Write out the listing below without alteration, omitting its pictures.
• • • •
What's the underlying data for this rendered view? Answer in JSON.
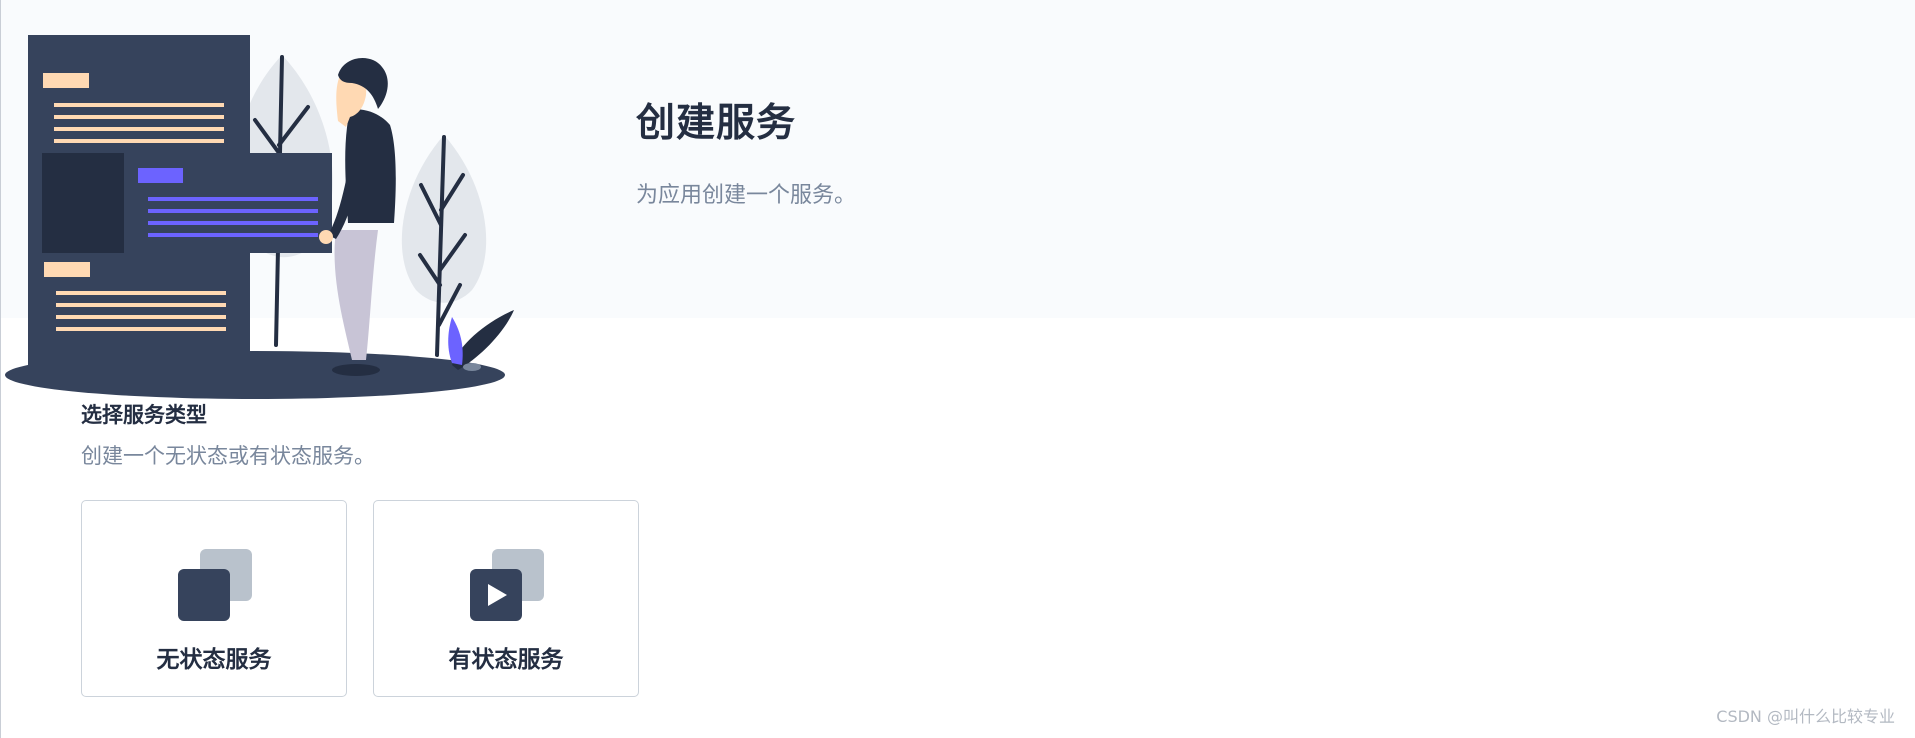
{
  "header": {
    "title": "创建服务",
    "description": "为应用创建一个服务。"
  },
  "section": {
    "title": "选择服务类型",
    "description": "创建一个无状态或有状态服务。"
  },
  "service_types": [
    {
      "label": "无状态服务",
      "icon": "stateless-service-icon"
    },
    {
      "label": "有状态服务",
      "icon": "stateful-service-icon"
    }
  ],
  "watermark": "CSDN @叫什么比较专业",
  "colors": {
    "header_background": "#f9fbfd",
    "title": "#242e42",
    "secondary_text": "#79879c",
    "icon_dark": "#36435c",
    "icon_light": "#b9c2cc",
    "card_border": "#ccd3db",
    "illustration_accent": "#6c63ff",
    "illustration_highlight": "#ffd9b3"
  }
}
• • • •
→ **Solution to this problem**
What's the underlying data for this rendered view? Answer in JSON.
{
  "header": {
    "title": "创建服务",
    "description": "为应用创建一个服务。"
  },
  "section": {
    "title": "选择服务类型",
    "description": "创建一个无状态或有状态服务。"
  },
  "service_types": [
    {
      "label": "无状态服务",
      "icon": "stateless-service-icon"
    },
    {
      "label": "有状态服务",
      "icon": "stateful-service-icon"
    }
  ],
  "watermark": "CSDN @叫什么比较专业",
  "colors": {
    "header_background": "#f9fbfd",
    "title": "#242e42",
    "secondary_text": "#79879c",
    "icon_dark": "#36435c",
    "icon_light": "#b9c2cc",
    "card_border": "#ccd3db",
    "illustration_accent": "#6c63ff",
    "illustration_highlight": "#ffd9b3"
  }
}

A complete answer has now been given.